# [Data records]
───

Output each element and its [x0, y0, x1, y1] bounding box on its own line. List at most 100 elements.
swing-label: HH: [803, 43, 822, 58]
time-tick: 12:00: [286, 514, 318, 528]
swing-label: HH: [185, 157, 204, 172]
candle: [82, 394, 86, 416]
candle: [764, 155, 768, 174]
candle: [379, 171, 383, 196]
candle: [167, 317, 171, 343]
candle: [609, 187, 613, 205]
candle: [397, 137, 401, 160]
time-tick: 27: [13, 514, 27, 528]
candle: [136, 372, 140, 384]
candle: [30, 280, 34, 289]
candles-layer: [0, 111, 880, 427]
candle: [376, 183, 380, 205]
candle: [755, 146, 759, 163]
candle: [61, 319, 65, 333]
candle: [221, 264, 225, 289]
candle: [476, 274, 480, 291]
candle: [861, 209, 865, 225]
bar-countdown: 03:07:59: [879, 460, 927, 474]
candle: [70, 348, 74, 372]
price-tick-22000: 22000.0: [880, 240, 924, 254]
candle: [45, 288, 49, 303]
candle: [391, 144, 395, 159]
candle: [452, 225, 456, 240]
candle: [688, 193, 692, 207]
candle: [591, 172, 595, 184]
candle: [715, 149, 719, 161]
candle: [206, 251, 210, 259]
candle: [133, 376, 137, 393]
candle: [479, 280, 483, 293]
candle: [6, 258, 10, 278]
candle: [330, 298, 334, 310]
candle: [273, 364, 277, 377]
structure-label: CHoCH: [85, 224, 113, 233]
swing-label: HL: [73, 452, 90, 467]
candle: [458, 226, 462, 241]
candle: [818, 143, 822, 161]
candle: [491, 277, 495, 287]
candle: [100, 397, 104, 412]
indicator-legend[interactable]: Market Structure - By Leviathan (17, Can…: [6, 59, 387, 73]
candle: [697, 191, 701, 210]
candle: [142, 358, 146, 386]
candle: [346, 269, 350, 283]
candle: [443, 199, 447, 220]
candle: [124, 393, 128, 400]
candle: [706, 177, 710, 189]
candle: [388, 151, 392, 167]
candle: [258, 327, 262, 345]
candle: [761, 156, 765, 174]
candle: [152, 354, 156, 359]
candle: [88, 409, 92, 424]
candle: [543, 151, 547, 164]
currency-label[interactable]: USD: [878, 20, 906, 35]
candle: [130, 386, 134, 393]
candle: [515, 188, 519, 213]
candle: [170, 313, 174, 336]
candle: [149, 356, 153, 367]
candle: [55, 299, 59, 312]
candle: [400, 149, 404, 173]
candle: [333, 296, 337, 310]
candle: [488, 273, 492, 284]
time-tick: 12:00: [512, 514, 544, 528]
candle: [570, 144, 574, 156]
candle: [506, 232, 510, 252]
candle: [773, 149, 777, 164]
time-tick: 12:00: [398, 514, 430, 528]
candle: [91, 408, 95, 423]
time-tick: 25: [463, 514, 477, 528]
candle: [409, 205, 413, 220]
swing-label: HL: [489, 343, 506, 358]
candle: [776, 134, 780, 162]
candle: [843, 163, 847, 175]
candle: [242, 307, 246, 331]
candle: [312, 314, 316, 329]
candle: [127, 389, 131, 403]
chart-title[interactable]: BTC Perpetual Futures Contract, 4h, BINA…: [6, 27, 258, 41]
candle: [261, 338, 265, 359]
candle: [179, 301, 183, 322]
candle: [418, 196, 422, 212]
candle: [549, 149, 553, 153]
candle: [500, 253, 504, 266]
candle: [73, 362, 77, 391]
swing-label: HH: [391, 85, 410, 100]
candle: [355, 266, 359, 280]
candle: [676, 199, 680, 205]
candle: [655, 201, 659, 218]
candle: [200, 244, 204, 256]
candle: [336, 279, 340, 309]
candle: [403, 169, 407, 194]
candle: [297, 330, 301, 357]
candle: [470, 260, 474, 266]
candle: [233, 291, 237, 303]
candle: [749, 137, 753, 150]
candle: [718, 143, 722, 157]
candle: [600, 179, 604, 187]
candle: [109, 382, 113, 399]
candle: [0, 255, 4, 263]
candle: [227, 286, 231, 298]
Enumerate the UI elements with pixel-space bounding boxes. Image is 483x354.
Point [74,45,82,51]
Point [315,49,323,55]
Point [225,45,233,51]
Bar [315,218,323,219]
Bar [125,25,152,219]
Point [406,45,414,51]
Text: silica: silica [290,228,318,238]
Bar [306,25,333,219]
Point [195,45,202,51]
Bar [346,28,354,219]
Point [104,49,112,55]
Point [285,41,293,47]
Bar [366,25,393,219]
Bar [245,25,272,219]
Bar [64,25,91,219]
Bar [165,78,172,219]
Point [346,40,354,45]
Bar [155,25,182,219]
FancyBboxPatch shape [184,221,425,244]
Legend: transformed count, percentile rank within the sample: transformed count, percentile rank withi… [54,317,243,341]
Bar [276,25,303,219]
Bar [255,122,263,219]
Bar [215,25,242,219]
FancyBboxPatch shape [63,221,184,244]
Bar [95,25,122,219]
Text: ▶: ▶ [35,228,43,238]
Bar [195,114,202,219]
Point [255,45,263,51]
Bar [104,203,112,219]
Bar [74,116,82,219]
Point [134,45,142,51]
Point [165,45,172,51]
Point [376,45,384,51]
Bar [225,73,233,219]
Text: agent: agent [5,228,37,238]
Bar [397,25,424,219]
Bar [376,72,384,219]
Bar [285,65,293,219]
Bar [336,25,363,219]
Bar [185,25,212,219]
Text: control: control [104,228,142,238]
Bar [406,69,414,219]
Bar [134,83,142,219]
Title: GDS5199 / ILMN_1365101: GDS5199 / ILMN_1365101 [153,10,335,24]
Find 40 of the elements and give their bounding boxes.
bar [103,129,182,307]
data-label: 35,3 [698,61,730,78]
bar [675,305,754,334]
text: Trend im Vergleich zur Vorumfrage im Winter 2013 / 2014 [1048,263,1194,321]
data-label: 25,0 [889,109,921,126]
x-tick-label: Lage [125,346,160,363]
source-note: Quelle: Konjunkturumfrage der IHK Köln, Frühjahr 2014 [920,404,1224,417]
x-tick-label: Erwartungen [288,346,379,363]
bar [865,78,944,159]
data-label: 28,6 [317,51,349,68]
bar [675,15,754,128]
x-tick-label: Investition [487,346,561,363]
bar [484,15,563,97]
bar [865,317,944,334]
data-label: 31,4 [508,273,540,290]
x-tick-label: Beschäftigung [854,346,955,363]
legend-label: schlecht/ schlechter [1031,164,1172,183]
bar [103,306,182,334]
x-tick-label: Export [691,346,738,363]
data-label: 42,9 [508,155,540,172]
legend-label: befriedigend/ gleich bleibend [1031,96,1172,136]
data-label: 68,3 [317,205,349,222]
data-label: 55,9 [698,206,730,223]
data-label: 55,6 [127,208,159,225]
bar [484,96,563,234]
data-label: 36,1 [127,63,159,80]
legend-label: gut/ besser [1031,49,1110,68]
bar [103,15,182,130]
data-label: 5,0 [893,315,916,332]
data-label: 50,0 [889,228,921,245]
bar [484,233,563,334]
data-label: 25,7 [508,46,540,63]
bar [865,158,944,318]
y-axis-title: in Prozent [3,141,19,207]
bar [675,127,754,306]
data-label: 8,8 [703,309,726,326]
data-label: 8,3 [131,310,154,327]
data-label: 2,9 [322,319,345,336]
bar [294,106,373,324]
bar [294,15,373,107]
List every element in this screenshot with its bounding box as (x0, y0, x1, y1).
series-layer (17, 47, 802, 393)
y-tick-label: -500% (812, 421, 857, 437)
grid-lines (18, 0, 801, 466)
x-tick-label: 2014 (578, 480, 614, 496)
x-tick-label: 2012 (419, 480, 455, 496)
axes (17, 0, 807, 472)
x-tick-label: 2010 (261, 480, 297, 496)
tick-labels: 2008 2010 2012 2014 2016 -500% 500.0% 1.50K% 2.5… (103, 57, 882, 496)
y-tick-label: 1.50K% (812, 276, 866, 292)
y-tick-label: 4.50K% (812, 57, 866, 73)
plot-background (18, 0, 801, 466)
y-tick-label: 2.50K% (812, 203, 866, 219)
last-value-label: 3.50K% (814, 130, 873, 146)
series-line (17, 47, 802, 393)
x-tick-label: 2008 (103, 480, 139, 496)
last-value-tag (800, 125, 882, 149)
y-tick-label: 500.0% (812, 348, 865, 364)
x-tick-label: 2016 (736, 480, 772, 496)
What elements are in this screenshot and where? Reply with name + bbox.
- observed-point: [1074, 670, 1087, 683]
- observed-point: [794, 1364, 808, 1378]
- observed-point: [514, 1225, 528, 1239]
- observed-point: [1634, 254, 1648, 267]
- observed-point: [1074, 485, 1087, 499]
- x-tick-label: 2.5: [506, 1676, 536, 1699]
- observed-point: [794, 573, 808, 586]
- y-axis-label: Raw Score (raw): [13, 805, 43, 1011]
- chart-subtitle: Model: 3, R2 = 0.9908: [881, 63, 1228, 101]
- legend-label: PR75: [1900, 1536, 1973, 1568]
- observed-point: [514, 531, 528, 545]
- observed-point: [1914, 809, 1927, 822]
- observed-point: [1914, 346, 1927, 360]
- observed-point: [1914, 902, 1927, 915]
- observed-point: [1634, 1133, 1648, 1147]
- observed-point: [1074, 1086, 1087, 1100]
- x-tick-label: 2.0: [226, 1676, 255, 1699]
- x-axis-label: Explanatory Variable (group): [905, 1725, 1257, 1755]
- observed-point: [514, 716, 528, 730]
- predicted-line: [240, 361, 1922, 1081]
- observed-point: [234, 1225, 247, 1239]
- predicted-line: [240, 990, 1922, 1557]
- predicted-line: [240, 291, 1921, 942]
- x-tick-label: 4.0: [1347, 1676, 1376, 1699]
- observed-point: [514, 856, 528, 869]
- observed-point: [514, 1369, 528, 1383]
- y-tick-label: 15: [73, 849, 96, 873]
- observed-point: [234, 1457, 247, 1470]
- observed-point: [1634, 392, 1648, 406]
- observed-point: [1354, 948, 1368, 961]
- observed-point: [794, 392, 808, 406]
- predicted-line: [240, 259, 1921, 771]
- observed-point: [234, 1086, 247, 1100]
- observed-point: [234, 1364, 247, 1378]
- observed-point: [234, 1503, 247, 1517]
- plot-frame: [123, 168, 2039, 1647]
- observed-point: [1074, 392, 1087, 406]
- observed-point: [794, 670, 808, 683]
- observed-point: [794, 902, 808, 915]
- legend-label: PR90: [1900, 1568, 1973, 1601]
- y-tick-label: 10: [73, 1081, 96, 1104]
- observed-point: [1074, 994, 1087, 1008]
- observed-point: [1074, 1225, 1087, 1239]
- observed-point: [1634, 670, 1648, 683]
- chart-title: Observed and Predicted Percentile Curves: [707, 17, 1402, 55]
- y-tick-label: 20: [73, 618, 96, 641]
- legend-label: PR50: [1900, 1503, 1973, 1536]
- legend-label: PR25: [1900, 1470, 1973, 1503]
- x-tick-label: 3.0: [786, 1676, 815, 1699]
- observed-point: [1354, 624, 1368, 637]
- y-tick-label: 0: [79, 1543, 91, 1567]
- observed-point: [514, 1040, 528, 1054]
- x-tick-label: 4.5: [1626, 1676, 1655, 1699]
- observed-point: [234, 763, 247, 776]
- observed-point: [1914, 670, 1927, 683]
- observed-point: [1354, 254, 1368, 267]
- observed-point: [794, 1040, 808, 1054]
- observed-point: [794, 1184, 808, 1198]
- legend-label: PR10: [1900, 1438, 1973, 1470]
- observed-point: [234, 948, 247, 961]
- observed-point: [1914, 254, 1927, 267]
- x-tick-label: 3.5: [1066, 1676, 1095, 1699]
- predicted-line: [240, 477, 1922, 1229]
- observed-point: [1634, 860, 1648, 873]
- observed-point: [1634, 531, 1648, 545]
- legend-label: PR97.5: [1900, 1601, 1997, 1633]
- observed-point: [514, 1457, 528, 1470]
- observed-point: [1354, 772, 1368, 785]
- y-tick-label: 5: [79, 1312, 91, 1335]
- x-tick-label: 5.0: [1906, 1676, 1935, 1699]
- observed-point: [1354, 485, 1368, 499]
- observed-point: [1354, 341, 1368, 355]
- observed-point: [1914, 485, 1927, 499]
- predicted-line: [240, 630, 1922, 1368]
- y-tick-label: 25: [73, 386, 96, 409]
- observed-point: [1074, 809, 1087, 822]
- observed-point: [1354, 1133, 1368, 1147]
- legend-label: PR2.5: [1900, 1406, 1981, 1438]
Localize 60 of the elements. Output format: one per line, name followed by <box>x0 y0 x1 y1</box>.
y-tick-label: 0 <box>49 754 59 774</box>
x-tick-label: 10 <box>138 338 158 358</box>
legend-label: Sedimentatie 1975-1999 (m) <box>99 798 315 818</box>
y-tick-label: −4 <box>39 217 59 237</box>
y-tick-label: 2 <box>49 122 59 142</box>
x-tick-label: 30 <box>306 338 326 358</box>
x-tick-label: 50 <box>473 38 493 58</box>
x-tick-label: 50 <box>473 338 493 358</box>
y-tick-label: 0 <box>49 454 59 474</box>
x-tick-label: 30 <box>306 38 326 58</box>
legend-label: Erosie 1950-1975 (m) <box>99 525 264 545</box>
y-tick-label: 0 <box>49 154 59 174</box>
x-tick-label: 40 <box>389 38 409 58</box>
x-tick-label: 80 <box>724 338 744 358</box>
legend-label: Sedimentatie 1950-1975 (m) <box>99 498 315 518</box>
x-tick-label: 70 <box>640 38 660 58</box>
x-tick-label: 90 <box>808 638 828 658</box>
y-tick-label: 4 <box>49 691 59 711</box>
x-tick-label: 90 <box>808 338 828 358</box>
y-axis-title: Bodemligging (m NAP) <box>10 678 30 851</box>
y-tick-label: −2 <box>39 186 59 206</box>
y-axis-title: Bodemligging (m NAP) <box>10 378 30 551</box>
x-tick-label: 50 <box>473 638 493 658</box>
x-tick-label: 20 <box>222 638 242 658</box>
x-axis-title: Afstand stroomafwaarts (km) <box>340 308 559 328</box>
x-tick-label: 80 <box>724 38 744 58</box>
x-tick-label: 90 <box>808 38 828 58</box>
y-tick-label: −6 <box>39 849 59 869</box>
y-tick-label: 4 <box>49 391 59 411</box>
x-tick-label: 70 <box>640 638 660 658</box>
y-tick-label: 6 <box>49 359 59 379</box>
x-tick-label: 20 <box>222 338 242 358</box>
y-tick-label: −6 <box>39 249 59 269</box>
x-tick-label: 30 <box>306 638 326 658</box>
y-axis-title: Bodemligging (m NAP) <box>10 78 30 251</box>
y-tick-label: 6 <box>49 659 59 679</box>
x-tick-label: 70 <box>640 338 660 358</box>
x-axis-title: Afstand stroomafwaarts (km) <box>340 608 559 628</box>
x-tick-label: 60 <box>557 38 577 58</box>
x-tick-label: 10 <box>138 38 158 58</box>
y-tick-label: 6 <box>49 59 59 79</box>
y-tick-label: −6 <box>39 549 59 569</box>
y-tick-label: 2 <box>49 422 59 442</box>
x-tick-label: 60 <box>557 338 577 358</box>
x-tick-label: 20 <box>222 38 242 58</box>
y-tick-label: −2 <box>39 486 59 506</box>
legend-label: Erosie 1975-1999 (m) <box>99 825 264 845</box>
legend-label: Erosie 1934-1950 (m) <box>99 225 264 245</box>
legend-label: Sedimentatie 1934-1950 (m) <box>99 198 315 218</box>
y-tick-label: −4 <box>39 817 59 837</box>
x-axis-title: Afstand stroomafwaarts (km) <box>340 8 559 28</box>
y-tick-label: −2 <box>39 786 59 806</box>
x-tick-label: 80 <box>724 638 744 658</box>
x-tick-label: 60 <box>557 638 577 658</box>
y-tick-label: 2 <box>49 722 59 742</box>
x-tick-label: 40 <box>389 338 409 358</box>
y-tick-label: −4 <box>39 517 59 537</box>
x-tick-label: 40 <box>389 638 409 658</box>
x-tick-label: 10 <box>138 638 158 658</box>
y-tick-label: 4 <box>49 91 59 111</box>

───

# [Instructions to follow]
Reproduce the entries word for word, from the very start through the line containing "candle: [82, 394, 86, 416]", including that line.

# [Answer in full]
Output each element and its [x0, y0, x1, y1] bounding box on its own line. List at most 100 elements.
swing-label: HH: [803, 43, 822, 58]
time-tick: 12:00: [286, 514, 318, 528]
swing-label: HH: [185, 157, 204, 172]
candle: [82, 394, 86, 416]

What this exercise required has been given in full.